**PROBLEM:** Reproduce the full news article below on India's private sector entering military production, word for word.

**EXCERPTED PASSAGE:**
◇ ◇ ◇ ◇ ◇ ◇ ◇

WAR.WIRE
India's private sector enters business of military hardware
NEW DELHI (AFP) Feb 10, 2004
India's military, which long kept the private sector at arm's length, is now embracing top companies to try to achieve its ambition for a complete and self-reliant national defence.

Industrial groups such as Tata, Larsen and Toubro and also Mahindra and Mahindra, are chipping away at the state monopoly on defence with aggressive bidding, company officials said.

"We are asking the government to give weightage to the private sector in critical technology areas, as India cannot forever depend on foreign vendors," said Sujit Haridas, who heads the defence wing of the Confederation of Indian Industry trade lobby.

India in 1991 began moving away from a stringently state-run economy. In 2002, the government invited the private sector into defence and allowed direct foreign investment of up to 26 percent in military projects.

Non-government firms, however, were initially relegated to making just trucks and jeeps.

◇ ◇ ◇ ◇ ◇ ◇ ◇

Stored data
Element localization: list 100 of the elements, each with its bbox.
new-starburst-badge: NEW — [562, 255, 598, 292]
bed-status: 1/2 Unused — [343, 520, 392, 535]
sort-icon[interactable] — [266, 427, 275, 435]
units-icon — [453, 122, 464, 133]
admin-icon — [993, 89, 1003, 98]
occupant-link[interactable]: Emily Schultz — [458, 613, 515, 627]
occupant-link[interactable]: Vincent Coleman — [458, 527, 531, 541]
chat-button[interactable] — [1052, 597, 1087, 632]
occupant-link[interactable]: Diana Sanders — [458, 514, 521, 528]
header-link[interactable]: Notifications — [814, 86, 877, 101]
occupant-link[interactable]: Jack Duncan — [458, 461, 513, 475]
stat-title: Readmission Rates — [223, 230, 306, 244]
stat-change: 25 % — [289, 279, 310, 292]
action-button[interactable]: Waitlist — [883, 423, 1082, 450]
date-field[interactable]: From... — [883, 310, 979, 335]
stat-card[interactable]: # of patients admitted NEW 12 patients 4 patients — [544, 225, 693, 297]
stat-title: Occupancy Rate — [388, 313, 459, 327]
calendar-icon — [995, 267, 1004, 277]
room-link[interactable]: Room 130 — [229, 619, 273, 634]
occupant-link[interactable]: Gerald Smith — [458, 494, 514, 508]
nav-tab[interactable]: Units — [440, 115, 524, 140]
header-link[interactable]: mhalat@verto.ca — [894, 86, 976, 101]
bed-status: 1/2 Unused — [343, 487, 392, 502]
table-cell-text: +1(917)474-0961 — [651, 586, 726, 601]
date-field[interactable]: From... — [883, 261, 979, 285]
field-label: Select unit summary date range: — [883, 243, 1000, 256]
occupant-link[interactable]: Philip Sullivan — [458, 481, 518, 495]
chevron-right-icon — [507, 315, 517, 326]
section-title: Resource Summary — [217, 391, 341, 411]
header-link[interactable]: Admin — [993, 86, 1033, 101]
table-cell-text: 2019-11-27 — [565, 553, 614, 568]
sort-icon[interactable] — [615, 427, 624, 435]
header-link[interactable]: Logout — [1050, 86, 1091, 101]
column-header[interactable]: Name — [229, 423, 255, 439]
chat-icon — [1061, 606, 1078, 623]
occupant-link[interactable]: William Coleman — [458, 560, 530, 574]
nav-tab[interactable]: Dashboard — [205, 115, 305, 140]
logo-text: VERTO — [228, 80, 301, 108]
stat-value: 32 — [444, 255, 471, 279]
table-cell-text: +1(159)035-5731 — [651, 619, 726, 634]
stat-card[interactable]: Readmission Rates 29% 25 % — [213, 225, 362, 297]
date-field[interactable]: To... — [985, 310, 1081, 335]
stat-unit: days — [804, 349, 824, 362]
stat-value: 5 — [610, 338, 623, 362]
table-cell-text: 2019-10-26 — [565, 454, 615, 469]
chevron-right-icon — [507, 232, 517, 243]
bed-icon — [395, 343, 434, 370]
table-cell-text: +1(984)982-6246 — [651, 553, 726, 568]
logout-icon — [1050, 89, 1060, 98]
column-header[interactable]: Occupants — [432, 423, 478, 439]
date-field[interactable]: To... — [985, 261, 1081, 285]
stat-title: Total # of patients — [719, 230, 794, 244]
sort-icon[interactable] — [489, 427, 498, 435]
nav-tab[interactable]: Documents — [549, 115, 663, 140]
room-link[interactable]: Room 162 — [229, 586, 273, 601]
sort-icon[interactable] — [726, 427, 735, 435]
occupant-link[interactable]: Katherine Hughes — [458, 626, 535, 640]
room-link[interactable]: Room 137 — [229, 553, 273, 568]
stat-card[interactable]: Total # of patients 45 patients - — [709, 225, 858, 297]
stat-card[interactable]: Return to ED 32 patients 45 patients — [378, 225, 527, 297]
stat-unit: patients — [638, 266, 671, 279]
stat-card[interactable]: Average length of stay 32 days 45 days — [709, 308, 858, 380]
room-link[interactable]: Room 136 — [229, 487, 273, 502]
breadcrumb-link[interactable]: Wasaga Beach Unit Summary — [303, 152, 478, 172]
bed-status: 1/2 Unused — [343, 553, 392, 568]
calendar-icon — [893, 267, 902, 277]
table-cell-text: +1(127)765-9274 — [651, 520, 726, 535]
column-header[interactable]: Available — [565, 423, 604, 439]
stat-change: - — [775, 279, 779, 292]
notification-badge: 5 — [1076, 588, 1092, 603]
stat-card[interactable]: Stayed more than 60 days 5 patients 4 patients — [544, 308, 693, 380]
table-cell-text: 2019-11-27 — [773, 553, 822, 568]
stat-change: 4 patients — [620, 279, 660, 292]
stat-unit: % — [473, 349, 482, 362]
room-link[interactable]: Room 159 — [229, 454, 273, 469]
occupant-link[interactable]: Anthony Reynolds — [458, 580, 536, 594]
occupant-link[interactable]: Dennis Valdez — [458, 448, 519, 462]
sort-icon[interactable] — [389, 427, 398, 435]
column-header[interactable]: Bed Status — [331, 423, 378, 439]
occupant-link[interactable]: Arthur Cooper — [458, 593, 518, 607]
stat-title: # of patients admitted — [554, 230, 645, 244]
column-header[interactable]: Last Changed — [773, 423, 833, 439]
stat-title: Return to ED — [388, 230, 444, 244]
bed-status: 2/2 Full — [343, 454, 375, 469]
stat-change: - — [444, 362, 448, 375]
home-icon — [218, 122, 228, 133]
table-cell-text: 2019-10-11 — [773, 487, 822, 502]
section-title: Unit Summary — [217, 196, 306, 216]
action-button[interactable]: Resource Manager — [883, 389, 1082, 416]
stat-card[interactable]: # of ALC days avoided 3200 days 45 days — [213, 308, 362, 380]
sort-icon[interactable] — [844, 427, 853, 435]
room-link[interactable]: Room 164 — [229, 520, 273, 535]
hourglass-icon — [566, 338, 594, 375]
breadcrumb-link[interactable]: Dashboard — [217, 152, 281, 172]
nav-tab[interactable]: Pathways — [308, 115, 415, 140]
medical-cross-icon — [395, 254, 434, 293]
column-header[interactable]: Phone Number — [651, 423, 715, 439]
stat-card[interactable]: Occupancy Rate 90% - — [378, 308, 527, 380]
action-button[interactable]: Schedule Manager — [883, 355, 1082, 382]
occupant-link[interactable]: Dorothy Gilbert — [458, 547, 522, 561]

◇ ◇ ◇ ◇ ◇ ◇ ◇

**EXPECTED OUTPUT:**
WAR.WIRE
India's private sector enters business of military hardware
NEW DELHI (AFP) Feb 10, 2004
India's military, which long kept the private sector at arm's length, is now embracing top companies to try to achieve its ambition for a complete and self-reliant national defence.

Industrial groups such as Tata, Larsen and Toubro and also Mahindra and Mahindra, are chipping away at the state monopoly on defence with aggressive bidding, company officials said.

"We are asking the government to give weightage to the private sector in critical technology areas, as India cannot forever depend on foreign vendors," said Sujit Haridas, who heads the defence wing of the Confederation of Indian Industry trade lobby.

India in 1991 began moving away from a stringently state-run economy. In 2002, the government invited the private sector into defence and allowed direct foreign investment of up to 26 percent in military projects.

Non-government firms, however, were initially relegated to making just trucks and jeeps.